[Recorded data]

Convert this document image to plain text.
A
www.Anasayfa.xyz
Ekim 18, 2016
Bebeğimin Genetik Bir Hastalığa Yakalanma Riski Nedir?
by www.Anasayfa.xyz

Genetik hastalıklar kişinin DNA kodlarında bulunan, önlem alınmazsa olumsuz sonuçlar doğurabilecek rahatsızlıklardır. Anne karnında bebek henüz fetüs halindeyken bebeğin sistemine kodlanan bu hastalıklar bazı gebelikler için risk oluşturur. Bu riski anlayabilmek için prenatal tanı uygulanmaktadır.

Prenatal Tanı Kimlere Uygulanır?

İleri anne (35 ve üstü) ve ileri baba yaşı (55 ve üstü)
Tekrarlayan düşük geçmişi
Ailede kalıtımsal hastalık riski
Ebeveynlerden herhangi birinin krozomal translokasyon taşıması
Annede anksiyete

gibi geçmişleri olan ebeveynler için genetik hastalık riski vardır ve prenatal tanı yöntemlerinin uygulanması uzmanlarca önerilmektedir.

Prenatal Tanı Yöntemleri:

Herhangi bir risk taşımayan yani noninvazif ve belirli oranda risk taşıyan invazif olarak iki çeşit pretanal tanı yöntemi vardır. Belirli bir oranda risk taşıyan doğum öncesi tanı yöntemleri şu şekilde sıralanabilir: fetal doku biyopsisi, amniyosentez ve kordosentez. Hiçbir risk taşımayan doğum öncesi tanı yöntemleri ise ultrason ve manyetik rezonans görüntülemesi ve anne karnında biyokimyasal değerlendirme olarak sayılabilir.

:: SET PROBLEM ::
Write out every record, exactly as written.

:: RESPONSE BELOW ::
Convert this document image to plain text.
A
www.Anasayfa.xyz
Ekim 18, 2016
Bebeğimin Genetik Bir Hastalığa Yakalanma Riski Nedir?
by www.Anasayfa.xyz

Genetik hastalıklar kişinin DNA kodlarında bulunan, önlem alınmazsa olumsuz sonuçlar doğurabilecek rahatsızlıklardır. Anne karnında bebek henüz fetüs halindeyken bebeğin sistemine kodlanan bu hastalıklar bazı gebelikler için risk oluşturur. Bu riski anlayabilmek için prenatal tanı uygulanmaktadır.

Prenatal Tanı Kimlere Uygulanır?

İleri anne (35 ve üstü) ve ileri baba yaşı (55 ve üstü)
Tekrarlayan düşük geçmişi
Ailede kalıtımsal hastalık riski
Ebeveynlerden herhangi birinin krozomal translokasyon taşıması
Annede anksiyete

gibi geçmişleri olan ebeveynler için genetik hastalık riski vardır ve prenatal tanı yöntemlerinin uygulanması uzmanlarca önerilmektedir.

Prenatal Tanı Yöntemleri:

Herhangi bir risk taşımayan yani noninvazif ve belirli oranda risk taşıyan invazif olarak iki çeşit pretanal tanı yöntemi vardır. Belirli bir oranda risk taşıyan doğum öncesi tanı yöntemleri şu şekilde sıralanabilir: fetal doku biyopsisi, amniyosentez ve kordosentez. Hiçbir risk taşımayan doğum öncesi tanı yöntemleri ise ultrason ve manyetik rezonans görüntülemesi ve anne karnında biyokimyasal değerlendirme olarak sayılabilir.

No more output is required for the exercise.